**Challenge**
Work through the material below line by line and say how many lines include the word "name". Only the number, please.

***

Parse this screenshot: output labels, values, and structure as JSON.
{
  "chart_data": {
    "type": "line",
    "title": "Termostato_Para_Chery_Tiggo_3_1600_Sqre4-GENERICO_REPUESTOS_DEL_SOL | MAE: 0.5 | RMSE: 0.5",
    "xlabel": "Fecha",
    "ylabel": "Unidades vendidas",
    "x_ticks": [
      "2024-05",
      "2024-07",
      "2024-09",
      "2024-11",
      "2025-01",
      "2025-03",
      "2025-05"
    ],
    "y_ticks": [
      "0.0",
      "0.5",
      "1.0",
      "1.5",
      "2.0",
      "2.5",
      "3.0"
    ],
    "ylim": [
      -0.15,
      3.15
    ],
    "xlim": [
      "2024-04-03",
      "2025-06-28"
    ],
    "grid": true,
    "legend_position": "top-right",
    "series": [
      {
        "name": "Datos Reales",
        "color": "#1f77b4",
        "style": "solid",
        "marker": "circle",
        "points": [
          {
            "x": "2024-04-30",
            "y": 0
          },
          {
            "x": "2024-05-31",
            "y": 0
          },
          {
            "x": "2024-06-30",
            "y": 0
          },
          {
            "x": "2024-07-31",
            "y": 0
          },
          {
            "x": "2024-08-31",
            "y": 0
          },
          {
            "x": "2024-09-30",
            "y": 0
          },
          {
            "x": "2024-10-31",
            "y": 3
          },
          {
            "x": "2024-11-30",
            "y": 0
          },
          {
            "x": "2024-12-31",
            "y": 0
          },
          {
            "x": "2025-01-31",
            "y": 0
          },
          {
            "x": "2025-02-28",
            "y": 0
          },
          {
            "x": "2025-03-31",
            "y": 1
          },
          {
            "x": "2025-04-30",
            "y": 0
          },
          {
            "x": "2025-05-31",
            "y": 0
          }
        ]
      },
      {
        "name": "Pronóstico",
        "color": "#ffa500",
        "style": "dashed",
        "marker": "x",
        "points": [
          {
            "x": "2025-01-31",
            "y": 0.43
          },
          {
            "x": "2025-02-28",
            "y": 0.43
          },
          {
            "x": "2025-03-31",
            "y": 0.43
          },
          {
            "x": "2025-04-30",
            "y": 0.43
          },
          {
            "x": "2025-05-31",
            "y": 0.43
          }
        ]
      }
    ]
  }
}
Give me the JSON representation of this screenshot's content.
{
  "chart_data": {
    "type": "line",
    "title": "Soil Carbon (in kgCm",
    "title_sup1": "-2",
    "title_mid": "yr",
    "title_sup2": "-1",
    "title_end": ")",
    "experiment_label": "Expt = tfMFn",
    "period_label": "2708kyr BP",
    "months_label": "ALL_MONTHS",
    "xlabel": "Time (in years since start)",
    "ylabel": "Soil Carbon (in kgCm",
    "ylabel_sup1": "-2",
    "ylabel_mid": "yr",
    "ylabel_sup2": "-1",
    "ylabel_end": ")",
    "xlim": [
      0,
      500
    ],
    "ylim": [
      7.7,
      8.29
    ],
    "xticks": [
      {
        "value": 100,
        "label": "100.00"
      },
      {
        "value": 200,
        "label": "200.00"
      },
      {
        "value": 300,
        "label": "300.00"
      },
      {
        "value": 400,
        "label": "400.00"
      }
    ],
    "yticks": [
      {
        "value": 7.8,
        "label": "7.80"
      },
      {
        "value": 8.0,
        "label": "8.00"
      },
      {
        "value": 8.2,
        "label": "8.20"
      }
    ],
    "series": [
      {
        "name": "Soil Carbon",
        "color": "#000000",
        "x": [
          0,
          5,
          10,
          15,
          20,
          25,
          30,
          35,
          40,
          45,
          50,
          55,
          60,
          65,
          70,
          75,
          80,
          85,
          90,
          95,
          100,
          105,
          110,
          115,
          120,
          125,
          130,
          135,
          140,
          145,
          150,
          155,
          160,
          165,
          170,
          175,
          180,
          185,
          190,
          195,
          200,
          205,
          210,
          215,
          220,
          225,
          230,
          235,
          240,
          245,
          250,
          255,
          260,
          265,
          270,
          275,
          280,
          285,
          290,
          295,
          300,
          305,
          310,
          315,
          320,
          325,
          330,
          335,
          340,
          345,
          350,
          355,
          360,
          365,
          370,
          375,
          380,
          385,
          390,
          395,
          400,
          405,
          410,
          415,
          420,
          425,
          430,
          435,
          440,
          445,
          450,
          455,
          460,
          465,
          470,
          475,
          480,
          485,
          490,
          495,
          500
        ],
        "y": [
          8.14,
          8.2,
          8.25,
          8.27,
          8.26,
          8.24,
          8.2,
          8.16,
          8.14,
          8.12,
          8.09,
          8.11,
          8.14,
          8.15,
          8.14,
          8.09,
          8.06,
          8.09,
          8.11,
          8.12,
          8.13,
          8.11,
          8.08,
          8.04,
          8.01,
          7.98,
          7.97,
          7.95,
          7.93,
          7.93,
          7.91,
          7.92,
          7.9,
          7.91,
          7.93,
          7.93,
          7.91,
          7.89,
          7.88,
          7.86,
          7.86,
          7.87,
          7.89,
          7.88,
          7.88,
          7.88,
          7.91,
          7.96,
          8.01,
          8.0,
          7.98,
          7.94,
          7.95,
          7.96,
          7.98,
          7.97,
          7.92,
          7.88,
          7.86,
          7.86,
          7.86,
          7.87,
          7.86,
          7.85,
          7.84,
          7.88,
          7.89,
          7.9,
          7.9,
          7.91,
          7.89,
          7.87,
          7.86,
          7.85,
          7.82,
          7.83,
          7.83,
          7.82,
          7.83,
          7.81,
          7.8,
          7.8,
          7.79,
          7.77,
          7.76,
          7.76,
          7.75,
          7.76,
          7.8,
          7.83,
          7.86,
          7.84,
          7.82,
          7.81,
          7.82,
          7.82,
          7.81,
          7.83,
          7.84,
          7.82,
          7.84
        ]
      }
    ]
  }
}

***

**Result below**
3